▸ Task goal:
Pull every line containing "open" out of the material below.

▸ Dataset rows:
========

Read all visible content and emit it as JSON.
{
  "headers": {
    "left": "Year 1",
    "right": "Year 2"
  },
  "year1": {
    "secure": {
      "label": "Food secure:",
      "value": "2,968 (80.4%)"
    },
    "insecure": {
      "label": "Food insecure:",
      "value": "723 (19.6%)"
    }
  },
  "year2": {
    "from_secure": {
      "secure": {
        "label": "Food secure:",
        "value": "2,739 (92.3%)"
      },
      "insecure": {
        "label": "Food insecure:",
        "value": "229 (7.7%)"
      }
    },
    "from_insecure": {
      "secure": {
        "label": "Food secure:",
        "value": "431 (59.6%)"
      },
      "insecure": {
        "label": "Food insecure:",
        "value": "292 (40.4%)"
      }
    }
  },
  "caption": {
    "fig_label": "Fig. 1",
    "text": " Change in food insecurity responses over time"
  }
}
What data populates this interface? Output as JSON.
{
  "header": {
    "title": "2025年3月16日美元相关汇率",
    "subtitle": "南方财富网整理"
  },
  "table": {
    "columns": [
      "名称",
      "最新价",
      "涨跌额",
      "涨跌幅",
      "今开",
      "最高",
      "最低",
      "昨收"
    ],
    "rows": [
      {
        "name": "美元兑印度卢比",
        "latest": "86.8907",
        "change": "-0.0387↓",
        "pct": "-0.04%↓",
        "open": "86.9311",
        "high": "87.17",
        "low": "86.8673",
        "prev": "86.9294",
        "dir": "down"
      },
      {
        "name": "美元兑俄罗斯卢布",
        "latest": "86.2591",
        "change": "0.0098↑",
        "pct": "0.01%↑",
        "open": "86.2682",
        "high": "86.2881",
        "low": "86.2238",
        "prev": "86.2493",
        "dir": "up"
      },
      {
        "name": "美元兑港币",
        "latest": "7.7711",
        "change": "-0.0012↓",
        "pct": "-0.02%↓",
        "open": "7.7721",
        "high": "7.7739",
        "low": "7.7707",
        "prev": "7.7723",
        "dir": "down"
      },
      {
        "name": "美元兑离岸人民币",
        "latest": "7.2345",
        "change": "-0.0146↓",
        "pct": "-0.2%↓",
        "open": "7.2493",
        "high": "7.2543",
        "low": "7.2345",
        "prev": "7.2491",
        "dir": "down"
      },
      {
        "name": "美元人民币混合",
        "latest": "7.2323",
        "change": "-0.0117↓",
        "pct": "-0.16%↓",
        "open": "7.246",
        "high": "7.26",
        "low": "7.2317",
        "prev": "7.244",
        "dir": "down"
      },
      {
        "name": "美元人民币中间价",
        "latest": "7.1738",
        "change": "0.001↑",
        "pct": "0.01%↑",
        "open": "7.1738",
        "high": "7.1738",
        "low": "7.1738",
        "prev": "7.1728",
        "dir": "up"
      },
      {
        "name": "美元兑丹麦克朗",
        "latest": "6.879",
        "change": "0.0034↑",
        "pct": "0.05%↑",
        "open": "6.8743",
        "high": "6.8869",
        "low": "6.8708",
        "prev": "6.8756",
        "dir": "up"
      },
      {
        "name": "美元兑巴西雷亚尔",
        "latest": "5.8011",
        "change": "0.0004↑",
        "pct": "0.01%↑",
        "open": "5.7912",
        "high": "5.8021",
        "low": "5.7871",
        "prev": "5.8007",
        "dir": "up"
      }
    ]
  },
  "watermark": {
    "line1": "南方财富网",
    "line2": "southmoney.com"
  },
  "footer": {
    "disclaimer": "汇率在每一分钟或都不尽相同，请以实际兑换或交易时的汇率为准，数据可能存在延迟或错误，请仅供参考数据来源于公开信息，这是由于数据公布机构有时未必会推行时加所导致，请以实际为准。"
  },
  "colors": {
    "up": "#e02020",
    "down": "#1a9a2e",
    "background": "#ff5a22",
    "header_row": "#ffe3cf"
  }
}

========

▸ Correct output:
        "open": "86.9311",
        "open": "86.2682",
        "open": "7.7721",
        "open": "7.2493",
        "open": "7.246",
        "open": "7.1738",
        "open": "6.8743",
        "open": "5.7912",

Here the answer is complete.